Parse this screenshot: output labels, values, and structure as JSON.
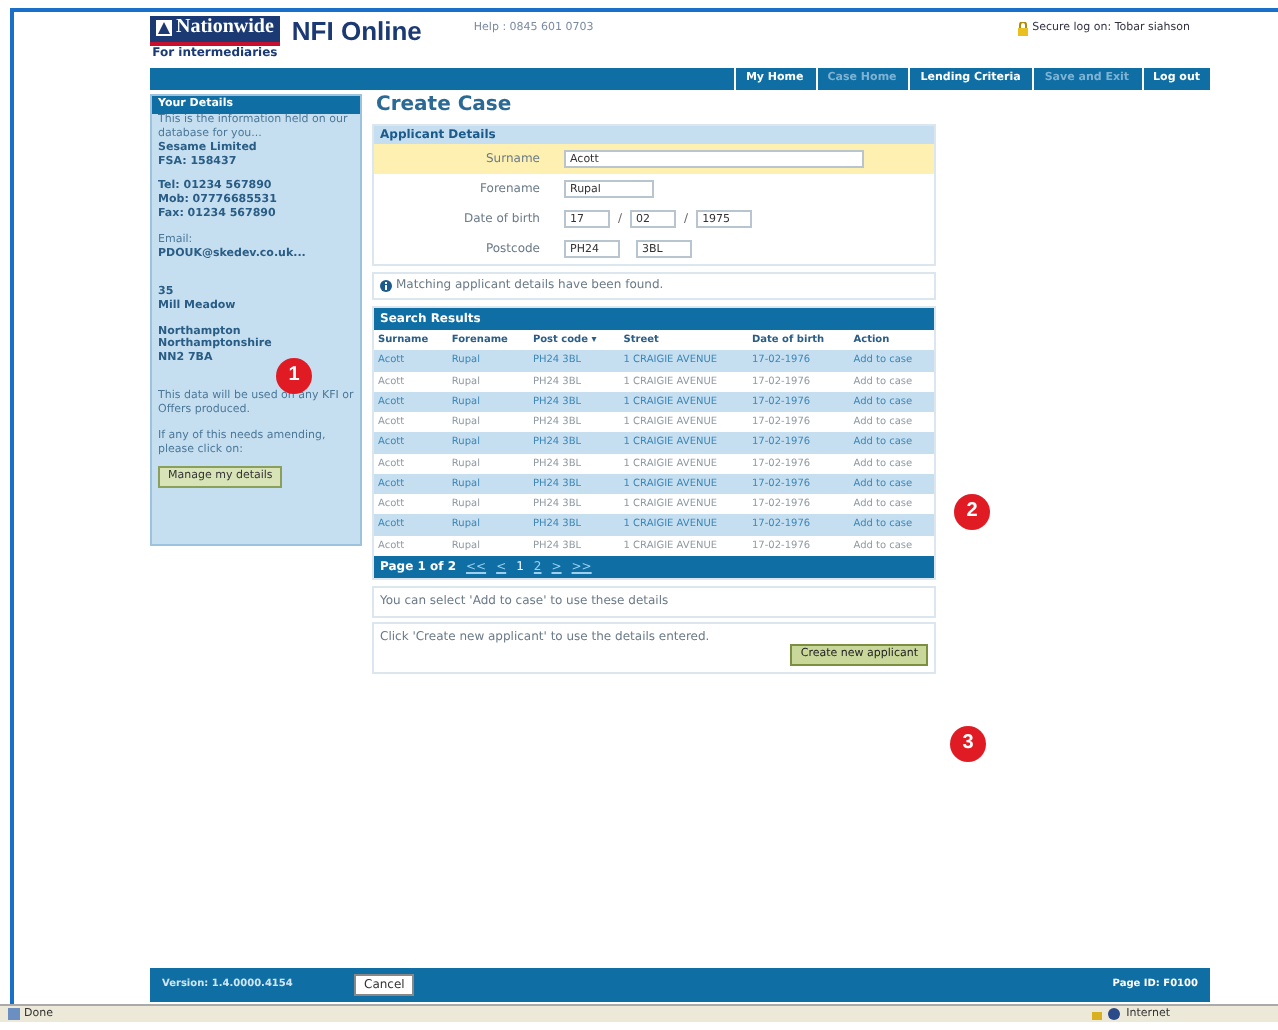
{
  "header": {
    "logo": "Nationwide",
    "logo_sub": "For intermediaries",
    "product": "NFI Online",
    "help": "Help : 0845 601 0703",
    "secure": "Secure log on: Tobar siahson"
  },
  "nav": [
    {
      "label": "My Home",
      "disabled": false
    },
    {
      "label": "Case Home",
      "disabled": true
    },
    {
      "label": "Lending Criteria",
      "disabled": false
    },
    {
      "label": "Save and Exit",
      "disabled": true
    },
    {
      "label": "Log out",
      "disabled": false
    }
  ],
  "sidebar": {
    "title": "Your Details",
    "lines": [
      {
        "kind": "text",
        "text": "This is the information held on our database for you..."
      },
      {
        "kind": "bold",
        "text": "Sesame Limited"
      },
      {
        "kind": "bold",
        "text": "FSA: 158437"
      },
      {
        "kind": "gap"
      },
      {
        "kind": "bold",
        "text": "Tel: 01234 567890"
      },
      {
        "kind": "bold",
        "text": "Mob: 07776685531"
      },
      {
        "kind": "bold",
        "text": "Fax: 01234 567890"
      },
      {
        "kind": "gap"
      },
      {
        "kind": "text",
        "text": "Email:"
      },
      {
        "kind": "bold",
        "text": "PDOUK@skedev.co.uk..."
      },
      {
        "kind": "gap"
      },
      {
        "kind": "gap"
      },
      {
        "kind": "bold",
        "text": "35"
      },
      {
        "kind": "bold",
        "text": "Mill Meadow"
      },
      {
        "kind": "gap"
      },
      {
        "kind": "bold",
        "text": "Northampton"
      },
      {
        "kind": "bold",
        "text": "Northamptonshire"
      },
      {
        "kind": "bold",
        "text": "NN2 7BA"
      },
      {
        "kind": "gap"
      },
      {
        "kind": "gap"
      },
      {
        "kind": "text",
        "text": "This data will be used on any KFI or Offers produced."
      },
      {
        "kind": "gap"
      },
      {
        "kind": "text",
        "text": "If any of this needs amending, please click on:"
      }
    ],
    "button": "Manage my details"
  },
  "page_title": "Create Case",
  "applicant": {
    "title": "Applicant Details",
    "fields": [
      {
        "label": "Surname",
        "values": [
          "Acott"
        ],
        "highlighted": true
      },
      {
        "label": "Forename",
        "values": [
          "Rupal"
        ],
        "highlighted": false
      },
      {
        "label": "Date of birth",
        "values": [
          "17",
          "02",
          "1975"
        ],
        "separator": "/",
        "highlighted": false
      },
      {
        "label": "Postcode",
        "values": [
          "PH24",
          "3BL"
        ],
        "highlighted": false
      }
    ]
  },
  "notice": "Matching applicant details have been found.",
  "results": {
    "title": "Search Results",
    "columns": [
      "Surname",
      "Forename",
      "Post code ▾",
      "Street",
      "Date of birth",
      "Action"
    ],
    "rows": [
      [
        "Acott",
        "Rupal",
        "PH24 3BL",
        "1 CRAIGIE AVENUE",
        "17-02-1976",
        "Add to case"
      ],
      [
        "Acott",
        "Rupal",
        "PH24 3BL",
        "1 CRAIGIE AVENUE",
        "17-02-1976",
        "Add to case"
      ],
      [
        "Acott",
        "Rupal",
        "PH24 3BL",
        "1 CRAIGIE AVENUE",
        "17-02-1976",
        "Add to case"
      ],
      [
        "Acott",
        "Rupal",
        "PH24 3BL",
        "1 CRAIGIE AVENUE",
        "17-02-1976",
        "Add to case"
      ],
      [
        "Acott",
        "Rupal",
        "PH24 3BL",
        "1 CRAIGIE AVENUE",
        "17-02-1976",
        "Add to case"
      ],
      [
        "Acott",
        "Rupal",
        "PH24 3BL",
        "1 CRAIGIE AVENUE",
        "17-02-1976",
        "Add to case"
      ],
      [
        "Acott",
        "Rupal",
        "PH24 3BL",
        "1 CRAIGIE AVENUE",
        "17-02-1976",
        "Add to case"
      ],
      [
        "Acott",
        "Rupal",
        "PH24 3BL",
        "1 CRAIGIE AVENUE",
        "17-02-1976",
        "Add to case"
      ],
      [
        "Acott",
        "Rupal",
        "PH24 3BL",
        "1 CRAIGIE AVENUE",
        "17-02-1976",
        "Add to case"
      ],
      [
        "Acott",
        "Rupal",
        "PH24 3BL",
        "1 CRAIGIE AVENUE",
        "17-02-1976",
        "Add to case"
      ]
    ],
    "pager_label": "Page 1 of 2",
    "pager": [
      {
        "label": "<<",
        "selected": false
      },
      {
        "label": "<",
        "selected": false
      },
      {
        "label": "1",
        "selected": true
      },
      {
        "label": "2",
        "selected": false
      },
      {
        "label": ">",
        "selected": false
      },
      {
        "label": ">>",
        "selected": false
      }
    ]
  },
  "hint_select": "You can select 'Add to case' to use these details",
  "hint_create": "Click 'Create new applicant' to use the details entered.",
  "create_button": "Create new applicant",
  "callouts": [
    "1",
    "2",
    "3"
  ],
  "footer": {
    "version": "Version: 1.4.0000.4154",
    "cancel": "Cancel",
    "page_id": "Page ID: F0100"
  },
  "status_bar": {
    "left": "Done",
    "right": "Internet"
  }
}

■ ■ ■ ■

| TASK DESCRIPTION |
Print the complete listing exactly, apart from any pictures.

| EXERCISE RESULT |
Parse this screenshot: output labels, values, and structure as JSON.
{
  "header": {
    "logo": "Nationwide",
    "logo_sub": "For intermediaries",
    "product": "NFI Online",
    "help": "Help : 0845 601 0703",
    "secure": "Secure log on: Tobar siahson"
  },
  "nav": [
    {
      "label": "My Home",
      "disabled": false
    },
    {
      "label": "Case Home",
      "disabled": true
    },
    {
      "label": "Lending Criteria",
      "disabled": false
    },
    {
      "label": "Save and Exit",
      "disabled": true
    },
    {
      "label": "Log out",
      "disabled": false
    }
  ],
  "sidebar": {
    "title": "Your Details",
    "lines": [
      {
        "kind": "text",
        "text": "This is the information held on our database for you..."
      },
      {
        "kind": "bold",
        "text": "Sesame Limited"
      },
      {
        "kind": "bold",
        "text": "FSA: 158437"
      },
      {
        "kind": "gap"
      },
      {
        "kind": "bold",
        "text": "Tel: 01234 567890"
      },
      {
        "kind": "bold",
        "text": "Mob: 07776685531"
      },
      {
        "kind": "bold",
        "text": "Fax: 01234 567890"
      },
      {
        "kind": "gap"
      },
      {
        "kind": "text",
        "text": "Email:"
      },
      {
        "kind": "bold",
        "text": "PDOUK@skedev.co.uk..."
      },
      {
        "kind": "gap"
      },
      {
        "kind": "gap"
      },
      {
        "kind": "bold",
        "text": "35"
      },
      {
        "kind": "bold",
        "text": "Mill Meadow"
      },
      {
        "kind": "gap"
      },
      {
        "kind": "bold",
        "text": "Northampton"
      },
      {
        "kind": "bold",
        "text": "Northamptonshire"
      },
      {
        "kind": "bold",
        "text": "NN2 7BA"
      },
      {
        "kind": "gap"
      },
      {
        "kind": "gap"
      },
      {
        "kind": "text",
        "text": "This data will be used on any KFI or Offers produced."
      },
      {
        "kind": "gap"
      },
      {
        "kind": "text",
        "text": "If any of this needs amending, please click on:"
      }
    ],
    "button": "Manage my details"
  },
  "page_title": "Create Case",
  "applicant": {
    "title": "Applicant Details",
    "fields": [
      {
        "label": "Surname",
        "values": [
          "Acott"
        ],
        "highlighted": true
      },
      {
        "label": "Forename",
        "values": [
          "Rupal"
        ],
        "highlighted": false
      },
      {
        "label": "Date of birth",
        "values": [
          "17",
          "02",
          "1975"
        ],
        "separator": "/",
        "highlighted": false
      },
      {
        "label": "Postcode",
        "values": [
          "PH24",
          "3BL"
        ],
        "highlighted": false
      }
    ]
  },
  "notice": "Matching applicant details have been found.",
  "results": {
    "title": "Search Results",
    "columns": [
      "Surname",
      "Forename",
      "Post code ▾",
      "Street",
      "Date of birth",
      "Action"
    ],
    "rows": [
      [
        "Acott",
        "Rupal",
        "PH24 3BL",
        "1 CRAIGIE AVENUE",
        "17-02-1976",
        "Add to case"
      ],
      [
        "Acott",
        "Rupal",
        "PH24 3BL",
        "1 CRAIGIE AVENUE",
        "17-02-1976",
        "Add to case"
      ],
      [
        "Acott",
        "Rupal",
        "PH24 3BL",
        "1 CRAIGIE AVENUE",
        "17-02-1976",
        "Add to case"
      ],
      [
        "Acott",
        "Rupal",
        "PH24 3BL",
        "1 CRAIGIE AVENUE",
        "17-02-1976",
        "Add to case"
      ],
      [
        "Acott",
        "Rupal",
        "PH24 3BL",
        "1 CRAIGIE AVENUE",
        "17-02-1976",
        "Add to case"
      ],
      [
        "Acott",
        "Rupal",
        "PH24 3BL",
        "1 CRAIGIE AVENUE",
        "17-02-1976",
        "Add to case"
      ],
      [
        "Acott",
        "Rupal",
        "PH24 3BL",
        "1 CRAIGIE AVENUE",
        "17-02-1976",
        "Add to case"
      ],
      [
        "Acott",
        "Rupal",
        "PH24 3BL",
        "1 CRAIGIE AVENUE",
        "17-02-1976",
        "Add to case"
      ],
      [
        "Acott",
        "Rupal",
        "PH24 3BL",
        "1 CRAIGIE AVENUE",
        "17-02-1976",
        "Add to case"
      ],
      [
        "Acott",
        "Rupal",
        "PH24 3BL",
        "1 CRAIGIE AVENUE",
        "17-02-1976",
        "Add to case"
      ]
    ],
    "pager_label": "Page 1 of 2",
    "pager": [
      {
        "label": "<<",
        "selected": false
      },
      {
        "label": "<",
        "selected": false
      },
      {
        "label": "1",
        "selected": true
      },
      {
        "label": "2",
        "selected": false
      },
      {
        "label": ">",
        "selected": false
      },
      {
        "label": ">>",
        "selected": false
      }
    ]
  },
  "hint_select": "You can select 'Add to case' to use these details",
  "hint_create": "Click 'Create new applicant' to use the details entered.",
  "create_button": "Create new applicant",
  "callouts": [
    "1",
    "2",
    "3"
  ],
  "footer": {
    "version": "Version: 1.4.0000.4154",
    "cancel": "Cancel",
    "page_id": "Page ID: F0100"
  },
  "status_bar": {
    "left": "Done",
    "right": "Internet"
  }
}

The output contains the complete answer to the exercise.